### Task requirements
Lift every line from the entries that includes the word "Україні".

***

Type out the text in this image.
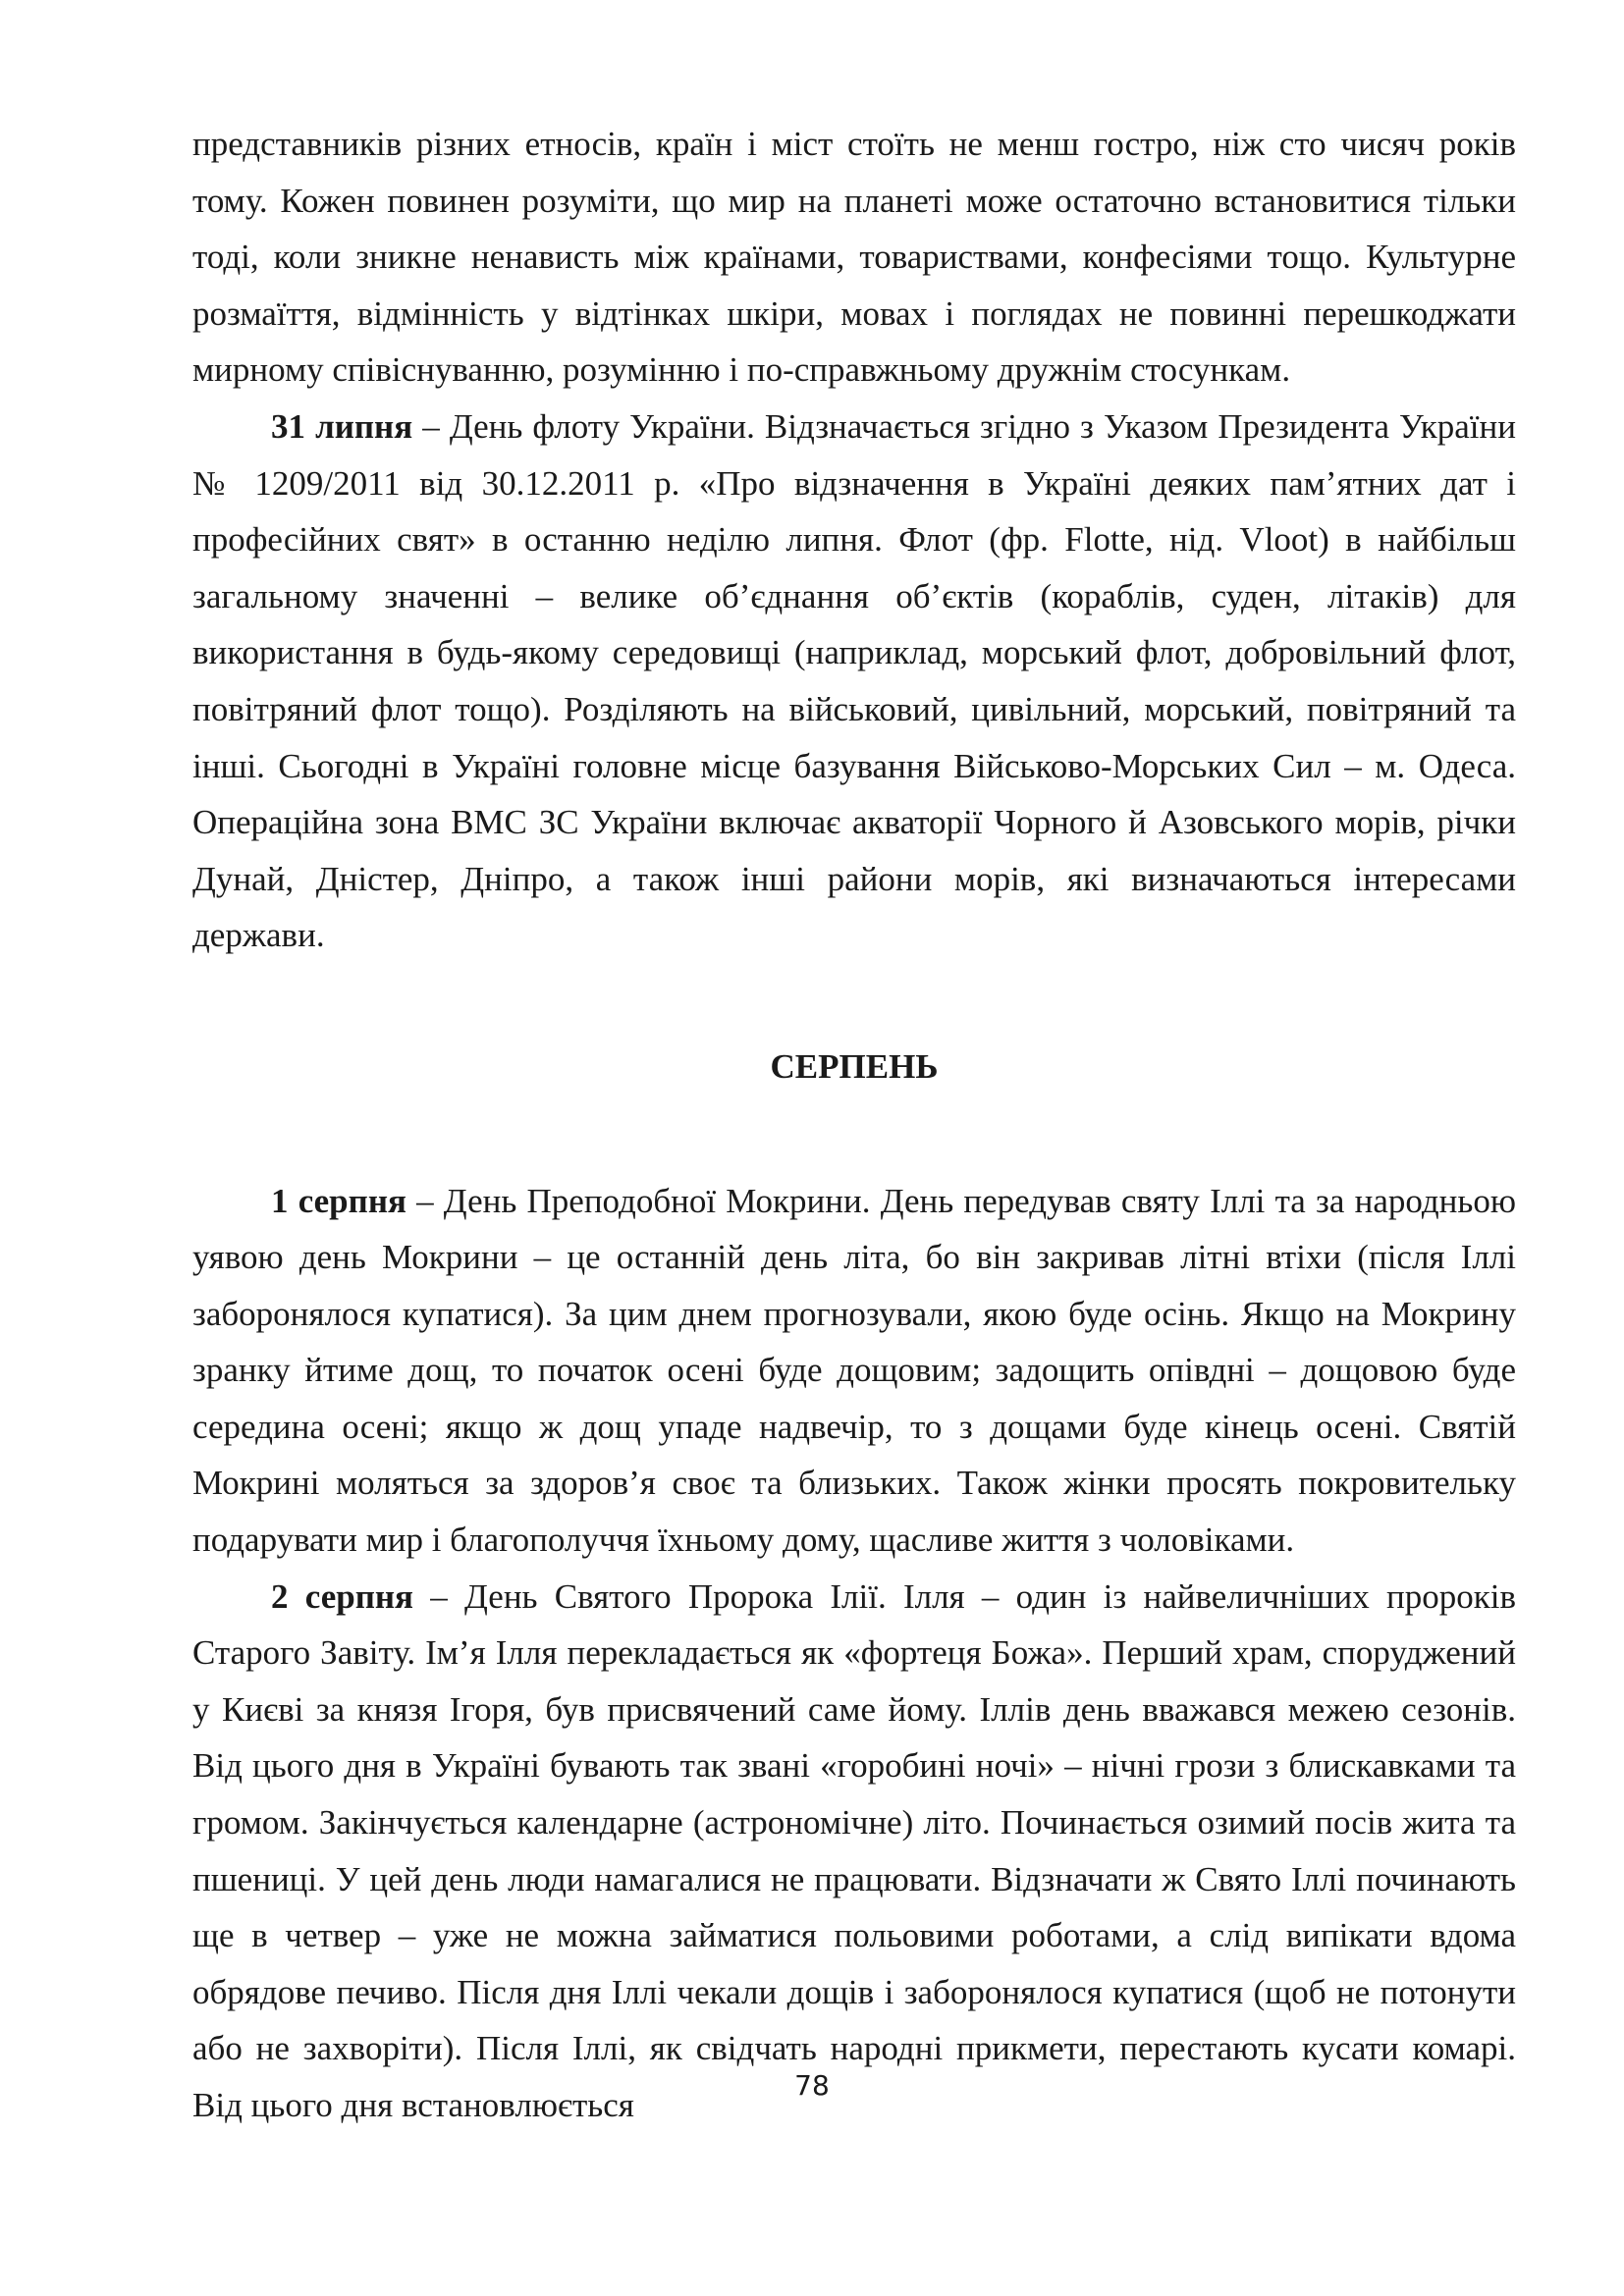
представників різних етносів, країн і міст стоїть не менш гостро, ніж сто чисяч років тому. Кожен повинен розуміти, що мир на планеті може остаточно встановитися тільки тоді, коли зникне ненависть між країнами, товариствами, конфесіями тощо. Культурне розмаїття, відмінність у відтінках шкіри, мовах і поглядах не повинні перешкоджати мирному співіснуванню, розумінню і по-справжньому дружнім стосункам.

31 липня – День флоту України. Відзначається згідно з Указом Президента України № 1209/2011 від 30.12.2011 р. «Про відзначення в Україні деяких пам’ятних дат і професійних свят» в останню неділю липня. Флот (фр. Flotte, нід. Vloot) в найбільш загальному значенні – велике об’єднання об’єктів (кораблів, суден, літаків) для використання в будь-якому середовищі (наприклад, морський флот, добровільний флот, повітряний флот тощо). Розділяють на військовий, цивільний, морський, повітряний та інші. Сьогодні в Україні головне місце базування Військово-Морських Сил – м. Одеса. Операційна зона ВМС ЗС України включає акваторії Чорного й Азовського морів, річки Дунай, Дністер, Дніпро, а також інші райони морів, які визначаються інтересами держави.

СЕРПЕНЬ

1 серпня – День Преподобної Мокрини. День передував святу Іллі та за народньою уявою день Мокрини – це останній день літа, бо він закривав літні втіхи (після Іллі заборонялося купатися). За цим днем прогнозували, якою буде осінь. Якщо на Мокрину зранку йтиме дощ, то початок осені буде дощовим; задощить опівдні – дощовою буде середина осені; якщо ж дощ упаде надвечір, то з дощами буде кінець осені. Святій Мокрині моляться за здоров’я своє та близьких. Також жінки просять покровительку подарувати мир і благополуччя їхньому дому, щасливе життя з чоловіками.

2 серпня – День Святого Пророка Ілії. Ілля – один із найвеличніших пророків Старого Завіту. Ім’я Ілля перекладається як «фортеця Божа». Перший храм, споруджений у Києві за князя Ігоря, був присвячений саме йому. Іллів день вважався межею сезонів. Від цього дня в Україні бувають так звані «горобині ночі» – нічні грози з блискавками та громом. Закінчується календарне (астрономічне) літо. Починається озимий посів жита та пшениці. У цей день люди намагалися не працювати. Відзначати ж Свято Іллі починають ще в четвер – уже не можна займатися польовими роботами, а слід випікати вдома обрядове печиво. Після дня Іллі чекали дощів і заборонялося купатися (щоб не потонути або не захворіти). Після Іллі, як свідчать народні прикмети, перестають кусати комарі. Від цього дня встановлюється

78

***

### Output for this task
31 липня – День флоту України. Відзначається згідно з Указом Президента України № 1209/2011 від 30.12.2011 р. «Про відзначення в Україні деяких пам’ятних дат і професійних свят» в останню неділю липня. Флот (фр. Flotte, нід. Vloot) в найбільш загальному значенні – велике об’єднання об’єктів (кораблів, суден, літаків) для використання в будь-якому середовищі (наприклад, морський флот, добровільний флот, повітряний флот тощо). Розділяють на військовий, цивільний, морський, повітряний та інші. Сьогодні в Україні головне місце базування Військово-Морських Сил – м. Одеса. Операційна зона ВМС ЗС України включає акваторії Чорного й Азовського морів, річки Дунай, Дністер, Дніпро, а також інші райони морів, які визначаються інтересами держави.
2 серпня – День Святого Пророка Ілії. Ілля – один із найвеличніших пророків Старого Завіту. Ім’я Ілля перекладається як «фортеця Божа». Перший храм, споруджений у Києві за князя Ігоря, був присвячений саме йому. Іллів день вважався межею сезонів. Від цього дня в Україні бувають так звані «горобині ночі» – нічні грози з блискавками та громом. Закінчується календарне (астрономічне) літо. Починається озимий посів жита та пшениці. У цей день люди намагалися не працювати. Відзначати ж Свято Іллі починають ще в четвер – уже не можна займатися польовими роботами, а слід випікати вдома обрядове печиво. Після дня Іллі чекали дощів і заборонялося купатися (щоб не потонути або не захворіти). Після Іллі, як свідчать народні прикмети, перестають кусати комарі. Від цього дня встановлюється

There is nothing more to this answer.